## Task brief
Present the following entries again, word for word and in full.

## Entries provided
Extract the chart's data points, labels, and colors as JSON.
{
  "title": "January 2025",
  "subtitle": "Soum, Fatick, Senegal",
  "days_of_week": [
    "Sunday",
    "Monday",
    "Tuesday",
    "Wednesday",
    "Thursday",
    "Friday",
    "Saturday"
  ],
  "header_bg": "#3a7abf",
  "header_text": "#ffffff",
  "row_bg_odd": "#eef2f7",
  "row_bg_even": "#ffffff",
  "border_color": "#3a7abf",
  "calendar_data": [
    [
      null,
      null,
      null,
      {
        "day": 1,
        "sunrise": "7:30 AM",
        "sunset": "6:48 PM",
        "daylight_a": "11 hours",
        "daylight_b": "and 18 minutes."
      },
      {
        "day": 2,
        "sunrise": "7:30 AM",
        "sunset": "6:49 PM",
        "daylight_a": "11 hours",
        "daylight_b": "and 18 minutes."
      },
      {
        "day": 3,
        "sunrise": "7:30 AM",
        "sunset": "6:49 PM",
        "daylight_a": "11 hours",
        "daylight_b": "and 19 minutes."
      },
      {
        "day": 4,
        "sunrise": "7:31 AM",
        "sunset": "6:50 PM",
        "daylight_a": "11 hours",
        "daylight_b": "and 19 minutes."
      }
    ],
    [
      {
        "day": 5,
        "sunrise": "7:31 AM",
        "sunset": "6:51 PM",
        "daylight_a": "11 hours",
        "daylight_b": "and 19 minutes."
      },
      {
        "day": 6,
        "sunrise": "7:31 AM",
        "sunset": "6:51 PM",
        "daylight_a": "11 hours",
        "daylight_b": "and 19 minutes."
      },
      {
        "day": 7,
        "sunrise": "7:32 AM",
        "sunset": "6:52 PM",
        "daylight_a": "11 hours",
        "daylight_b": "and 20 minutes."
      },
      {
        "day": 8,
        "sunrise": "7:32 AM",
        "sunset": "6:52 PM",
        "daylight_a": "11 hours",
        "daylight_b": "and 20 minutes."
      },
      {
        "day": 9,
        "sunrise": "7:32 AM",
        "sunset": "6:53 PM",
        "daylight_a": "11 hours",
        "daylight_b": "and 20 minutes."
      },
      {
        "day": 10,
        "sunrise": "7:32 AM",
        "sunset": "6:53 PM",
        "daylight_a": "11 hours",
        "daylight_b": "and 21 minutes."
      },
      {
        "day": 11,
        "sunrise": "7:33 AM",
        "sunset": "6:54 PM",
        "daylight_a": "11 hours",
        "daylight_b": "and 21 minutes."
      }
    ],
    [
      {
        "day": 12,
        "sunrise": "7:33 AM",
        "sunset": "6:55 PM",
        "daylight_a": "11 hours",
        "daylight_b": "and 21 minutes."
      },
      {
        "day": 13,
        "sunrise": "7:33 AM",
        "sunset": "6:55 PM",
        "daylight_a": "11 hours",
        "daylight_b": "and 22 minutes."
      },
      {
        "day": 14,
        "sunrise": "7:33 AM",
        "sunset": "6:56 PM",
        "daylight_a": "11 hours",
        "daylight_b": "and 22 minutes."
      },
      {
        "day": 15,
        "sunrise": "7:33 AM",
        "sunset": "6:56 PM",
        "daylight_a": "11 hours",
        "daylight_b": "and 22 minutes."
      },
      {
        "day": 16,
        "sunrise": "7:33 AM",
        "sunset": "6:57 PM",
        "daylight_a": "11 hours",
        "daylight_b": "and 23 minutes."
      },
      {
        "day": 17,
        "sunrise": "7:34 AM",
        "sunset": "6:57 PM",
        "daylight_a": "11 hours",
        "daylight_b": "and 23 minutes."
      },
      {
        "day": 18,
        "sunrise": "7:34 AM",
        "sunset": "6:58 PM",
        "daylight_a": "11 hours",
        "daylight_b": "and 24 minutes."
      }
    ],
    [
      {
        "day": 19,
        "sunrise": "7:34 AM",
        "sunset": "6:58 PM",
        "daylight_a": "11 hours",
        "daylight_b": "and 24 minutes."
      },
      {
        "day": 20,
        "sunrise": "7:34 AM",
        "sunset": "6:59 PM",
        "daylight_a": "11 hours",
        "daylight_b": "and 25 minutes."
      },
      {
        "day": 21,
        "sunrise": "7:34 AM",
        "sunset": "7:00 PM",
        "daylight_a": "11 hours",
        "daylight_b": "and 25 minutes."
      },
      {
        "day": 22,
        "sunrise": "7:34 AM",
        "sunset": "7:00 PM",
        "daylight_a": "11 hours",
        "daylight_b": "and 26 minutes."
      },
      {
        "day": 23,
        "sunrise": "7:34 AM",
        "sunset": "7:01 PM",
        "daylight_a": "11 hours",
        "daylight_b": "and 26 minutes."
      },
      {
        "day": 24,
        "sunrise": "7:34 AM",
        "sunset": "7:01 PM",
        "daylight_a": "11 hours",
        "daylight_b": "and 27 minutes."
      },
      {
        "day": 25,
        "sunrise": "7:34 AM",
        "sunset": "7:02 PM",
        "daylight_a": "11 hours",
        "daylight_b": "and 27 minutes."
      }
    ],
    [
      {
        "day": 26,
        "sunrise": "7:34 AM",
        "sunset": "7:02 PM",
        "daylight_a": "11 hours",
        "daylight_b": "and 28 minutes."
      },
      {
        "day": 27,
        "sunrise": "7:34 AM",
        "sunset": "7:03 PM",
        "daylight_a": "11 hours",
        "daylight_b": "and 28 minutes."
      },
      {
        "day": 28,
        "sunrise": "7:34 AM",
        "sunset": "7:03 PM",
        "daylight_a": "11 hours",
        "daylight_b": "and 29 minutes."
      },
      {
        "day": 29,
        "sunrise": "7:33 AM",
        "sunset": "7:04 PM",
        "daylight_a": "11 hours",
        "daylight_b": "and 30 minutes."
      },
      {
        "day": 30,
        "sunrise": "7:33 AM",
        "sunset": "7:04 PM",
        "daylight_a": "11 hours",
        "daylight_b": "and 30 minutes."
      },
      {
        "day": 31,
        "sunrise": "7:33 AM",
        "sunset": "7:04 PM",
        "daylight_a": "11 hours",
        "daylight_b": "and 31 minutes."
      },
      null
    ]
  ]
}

## The solution
Extract the chart's data points, labels, and colors as JSON.
{
  "title": "January 2025",
  "subtitle": "Soum, Fatick, Senegal",
  "days_of_week": [
    "Sunday",
    "Monday",
    "Tuesday",
    "Wednesday",
    "Thursday",
    "Friday",
    "Saturday"
  ],
  "header_bg": "#3a7abf",
  "header_text": "#ffffff",
  "row_bg_odd": "#eef2f7",
  "row_bg_even": "#ffffff",
  "border_color": "#3a7abf",
  "calendar_data": [
    [
      null,
      null,
      null,
      {
        "day": 1,
        "sunrise": "7:30 AM",
        "sunset": "6:48 PM",
        "daylight_a": "11 hours",
        "daylight_b": "and 18 minutes."
      },
      {
        "day": 2,
        "sunrise": "7:30 AM",
        "sunset": "6:49 PM",
        "daylight_a": "11 hours",
        "daylight_b": "and 18 minutes."
      },
      {
        "day": 3,
        "sunrise": "7:30 AM",
        "sunset": "6:49 PM",
        "daylight_a": "11 hours",
        "daylight_b": "and 19 minutes."
      },
      {
        "day": 4,
        "sunrise": "7:31 AM",
        "sunset": "6:50 PM",
        "daylight_a": "11 hours",
        "daylight_b": "and 19 minutes."
      }
    ],
    [
      {
        "day": 5,
        "sunrise": "7:31 AM",
        "sunset": "6:51 PM",
        "daylight_a": "11 hours",
        "daylight_b": "and 19 minutes."
      },
      {
        "day": 6,
        "sunrise": "7:31 AM",
        "sunset": "6:51 PM",
        "daylight_a": "11 hours",
        "daylight_b": "and 19 minutes."
      },
      {
        "day": 7,
        "sunrise": "7:32 AM",
        "sunset": "6:52 PM",
        "daylight_a": "11 hours",
        "daylight_b": "and 20 minutes."
      },
      {
        "day": 8,
        "sunrise": "7:32 AM",
        "sunset": "6:52 PM",
        "daylight_a": "11 hours",
        "daylight_b": "and 20 minutes."
      },
      {
        "day": 9,
        "sunrise": "7:32 AM",
        "sunset": "6:53 PM",
        "daylight_a": "11 hours",
        "daylight_b": "and 20 minutes."
      },
      {
        "day": 10,
        "sunrise": "7:32 AM",
        "sunset": "6:53 PM",
        "daylight_a": "11 hours",
        "daylight_b": "and 21 minutes."
      },
      {
        "day": 11,
        "sunrise": "7:33 AM",
        "sunset": "6:54 PM",
        "daylight_a": "11 hours",
        "daylight_b": "and 21 minutes."
      }
    ],
    [
      {
        "day": 12,
        "sunrise": "7:33 AM",
        "sunset": "6:55 PM",
        "daylight_a": "11 hours",
        "daylight_b": "and 21 minutes."
      },
      {
        "day": 13,
        "sunrise": "7:33 AM",
        "sunset": "6:55 PM",
        "daylight_a": "11 hours",
        "daylight_b": "and 22 minutes."
      },
      {
        "day": 14,
        "sunrise": "7:33 AM",
        "sunset": "6:56 PM",
        "daylight_a": "11 hours",
        "daylight_b": "and 22 minutes."
      },
      {
        "day": 15,
        "sunrise": "7:33 AM",
        "sunset": "6:56 PM",
        "daylight_a": "11 hours",
        "daylight_b": "and 22 minutes."
      },
      {
        "day": 16,
        "sunrise": "7:33 AM",
        "sunset": "6:57 PM",
        "daylight_a": "11 hours",
        "daylight_b": "and 23 minutes."
      },
      {
        "day": 17,
        "sunrise": "7:34 AM",
        "sunset": "6:57 PM",
        "daylight_a": "11 hours",
        "daylight_b": "and 23 minutes."
      },
      {
        "day": 18,
        "sunrise": "7:34 AM",
        "sunset": "6:58 PM",
        "daylight_a": "11 hours",
        "daylight_b": "and 24 minutes."
      }
    ],
    [
      {
        "day": 19,
        "sunrise": "7:34 AM",
        "sunset": "6:58 PM",
        "daylight_a": "11 hours",
        "daylight_b": "and 24 minutes."
      },
      {
        "day": 20,
        "sunrise": "7:34 AM",
        "sunset": "6:59 PM",
        "daylight_a": "11 hours",
        "daylight_b": "and 25 minutes."
      },
      {
        "day": 21,
        "sunrise": "7:34 AM",
        "sunset": "7:00 PM",
        "daylight_a": "11 hours",
        "daylight_b": "and 25 minutes."
      },
      {
        "day": 22,
        "sunrise": "7:34 AM",
        "sunset": "7:00 PM",
        "daylight_a": "11 hours",
        "daylight_b": "and 26 minutes."
      },
      {
        "day": 23,
        "sunrise": "7:34 AM",
        "sunset": "7:01 PM",
        "daylight_a": "11 hours",
        "daylight_b": "and 26 minutes."
      },
      {
        "day": 24,
        "sunrise": "7:34 AM",
        "sunset": "7:01 PM",
        "daylight_a": "11 hours",
        "daylight_b": "and 27 minutes."
      },
      {
        "day": 25,
        "sunrise": "7:34 AM",
        "sunset": "7:02 PM",
        "daylight_a": "11 hours",
        "daylight_b": "and 27 minutes."
      }
    ],
    [
      {
        "day": 26,
        "sunrise": "7:34 AM",
        "sunset": "7:02 PM",
        "daylight_a": "11 hours",
        "daylight_b": "and 28 minutes."
      },
      {
        "day": 27,
        "sunrise": "7:34 AM",
        "sunset": "7:03 PM",
        "daylight_a": "11 hours",
        "daylight_b": "and 28 minutes."
      },
      {
        "day": 28,
        "sunrise": "7:34 AM",
        "sunset": "7:03 PM",
        "daylight_a": "11 hours",
        "daylight_b": "and 29 minutes."
      },
      {
        "day": 29,
        "sunrise": "7:33 AM",
        "sunset": "7:04 PM",
        "daylight_a": "11 hours",
        "daylight_b": "and 30 minutes."
      },
      {
        "day": 30,
        "sunrise": "7:33 AM",
        "sunset": "7:04 PM",
        "daylight_a": "11 hours",
        "daylight_b": "and 30 minutes."
      },
      {
        "day": 31,
        "sunrise": "7:33 AM",
        "sunset": "7:04 PM",
        "daylight_a": "11 hours",
        "daylight_b": "and 31 minutes."
      },
      null
    ]
  ]
}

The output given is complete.